(Excerpted records):
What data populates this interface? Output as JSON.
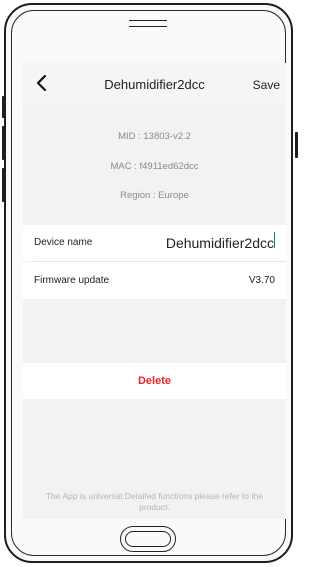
{
  "header": {
    "title": "Dehumidifier2dcc",
    "save_label": "Save",
    "back_icon": "chevron-left-icon"
  },
  "device_info": {
    "mid": "MID : 13803-v2.2",
    "mac": "MAC : f4911ed62dcc",
    "region": "Region : Europe"
  },
  "settings": {
    "device_name_label": "Device name",
    "device_name_value": "Dehumidifier2dcc",
    "firmware_label": "Firmware update",
    "firmware_value": "V3.70"
  },
  "actions": {
    "delete_label": "Delete"
  },
  "footer": {
    "line1": "The App is universal.Detailed functions please refer to the",
    "line2": "product."
  },
  "colors": {
    "delete": "#e3262c",
    "caret": "#1a8a6e",
    "background": "#f2f2f2"
  }
}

(Exercise directions): Without the pictures, transcribe the listing above exactly.

(Answer to the problem):
What data populates this interface? Output as JSON.
{
  "header": {
    "title": "Dehumidifier2dcc",
    "save_label": "Save",
    "back_icon": "chevron-left-icon"
  },
  "device_info": {
    "mid": "MID : 13803-v2.2",
    "mac": "MAC : f4911ed62dcc",
    "region": "Region : Europe"
  },
  "settings": {
    "device_name_label": "Device name",
    "device_name_value": "Dehumidifier2dcc",
    "firmware_label": "Firmware update",
    "firmware_value": "V3.70"
  },
  "actions": {
    "delete_label": "Delete"
  },
  "footer": {
    "line1": "The App is universal.Detailed functions please refer to the",
    "line2": "product."
  },
  "colors": {
    "delete": "#e3262c",
    "caret": "#1a8a6e",
    "background": "#f2f2f2"
  }
}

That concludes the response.